[Stored items from a collection]
------

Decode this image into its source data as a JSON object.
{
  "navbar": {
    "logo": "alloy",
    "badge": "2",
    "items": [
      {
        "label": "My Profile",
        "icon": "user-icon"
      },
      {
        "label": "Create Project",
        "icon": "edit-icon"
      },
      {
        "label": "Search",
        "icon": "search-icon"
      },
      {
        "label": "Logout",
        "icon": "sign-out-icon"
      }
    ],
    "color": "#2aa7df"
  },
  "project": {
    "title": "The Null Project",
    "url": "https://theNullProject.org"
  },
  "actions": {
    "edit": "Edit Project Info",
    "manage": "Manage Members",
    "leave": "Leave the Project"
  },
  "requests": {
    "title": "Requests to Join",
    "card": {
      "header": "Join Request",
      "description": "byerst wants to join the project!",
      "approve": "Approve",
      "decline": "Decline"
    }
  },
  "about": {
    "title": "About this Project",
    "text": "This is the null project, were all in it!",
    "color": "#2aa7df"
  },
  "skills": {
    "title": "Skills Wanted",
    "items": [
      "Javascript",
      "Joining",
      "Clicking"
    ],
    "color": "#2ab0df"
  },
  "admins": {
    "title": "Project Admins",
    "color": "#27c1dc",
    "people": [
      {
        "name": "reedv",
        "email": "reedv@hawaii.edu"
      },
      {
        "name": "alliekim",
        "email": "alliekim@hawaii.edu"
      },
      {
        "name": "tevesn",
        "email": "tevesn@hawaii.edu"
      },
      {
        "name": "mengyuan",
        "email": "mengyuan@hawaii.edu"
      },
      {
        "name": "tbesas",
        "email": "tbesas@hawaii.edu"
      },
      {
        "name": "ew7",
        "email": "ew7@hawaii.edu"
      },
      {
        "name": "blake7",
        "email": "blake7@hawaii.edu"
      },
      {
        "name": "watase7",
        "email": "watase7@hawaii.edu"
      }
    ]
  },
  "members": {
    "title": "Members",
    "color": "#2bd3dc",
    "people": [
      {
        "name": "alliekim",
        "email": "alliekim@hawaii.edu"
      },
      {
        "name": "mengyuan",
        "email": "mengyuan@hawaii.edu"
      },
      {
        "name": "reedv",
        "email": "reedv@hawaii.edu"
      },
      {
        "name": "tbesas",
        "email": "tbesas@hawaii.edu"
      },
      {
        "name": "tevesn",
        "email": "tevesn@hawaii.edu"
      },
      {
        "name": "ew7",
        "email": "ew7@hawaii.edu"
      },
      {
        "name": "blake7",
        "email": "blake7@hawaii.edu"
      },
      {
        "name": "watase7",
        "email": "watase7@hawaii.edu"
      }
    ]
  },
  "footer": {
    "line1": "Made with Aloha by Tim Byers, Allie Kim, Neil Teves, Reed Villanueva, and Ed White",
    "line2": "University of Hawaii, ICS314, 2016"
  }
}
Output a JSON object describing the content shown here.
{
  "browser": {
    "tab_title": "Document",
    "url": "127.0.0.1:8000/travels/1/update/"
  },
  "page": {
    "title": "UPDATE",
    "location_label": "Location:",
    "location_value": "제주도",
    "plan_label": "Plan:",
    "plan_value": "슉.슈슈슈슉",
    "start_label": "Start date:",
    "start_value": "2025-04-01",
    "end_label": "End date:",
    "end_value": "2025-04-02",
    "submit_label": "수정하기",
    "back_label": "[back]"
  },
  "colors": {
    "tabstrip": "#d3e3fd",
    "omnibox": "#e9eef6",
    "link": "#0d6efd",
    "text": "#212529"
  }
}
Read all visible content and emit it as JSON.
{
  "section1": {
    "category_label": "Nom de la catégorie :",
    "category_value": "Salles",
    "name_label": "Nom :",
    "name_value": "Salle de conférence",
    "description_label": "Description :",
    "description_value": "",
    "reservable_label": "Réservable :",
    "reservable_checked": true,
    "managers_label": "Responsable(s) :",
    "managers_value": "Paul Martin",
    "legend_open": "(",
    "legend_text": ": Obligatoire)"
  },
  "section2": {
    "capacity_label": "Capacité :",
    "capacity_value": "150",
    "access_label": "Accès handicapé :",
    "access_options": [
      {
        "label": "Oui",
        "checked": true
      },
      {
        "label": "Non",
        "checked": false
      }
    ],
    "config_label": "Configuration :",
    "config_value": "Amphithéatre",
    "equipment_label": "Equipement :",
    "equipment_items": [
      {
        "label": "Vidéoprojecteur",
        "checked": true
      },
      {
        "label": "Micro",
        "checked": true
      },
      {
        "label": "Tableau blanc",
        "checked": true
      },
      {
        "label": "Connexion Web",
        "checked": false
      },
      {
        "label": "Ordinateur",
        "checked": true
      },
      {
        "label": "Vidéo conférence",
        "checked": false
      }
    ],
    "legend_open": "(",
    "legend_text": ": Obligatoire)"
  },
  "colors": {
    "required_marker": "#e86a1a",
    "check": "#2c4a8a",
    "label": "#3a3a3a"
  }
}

------

_Task instructions:_ Which lines above contain the word "edit"? Copy each of them.

_Output of the task:_
        "icon": "edit-icon"
    "edit": "Edit Project Info",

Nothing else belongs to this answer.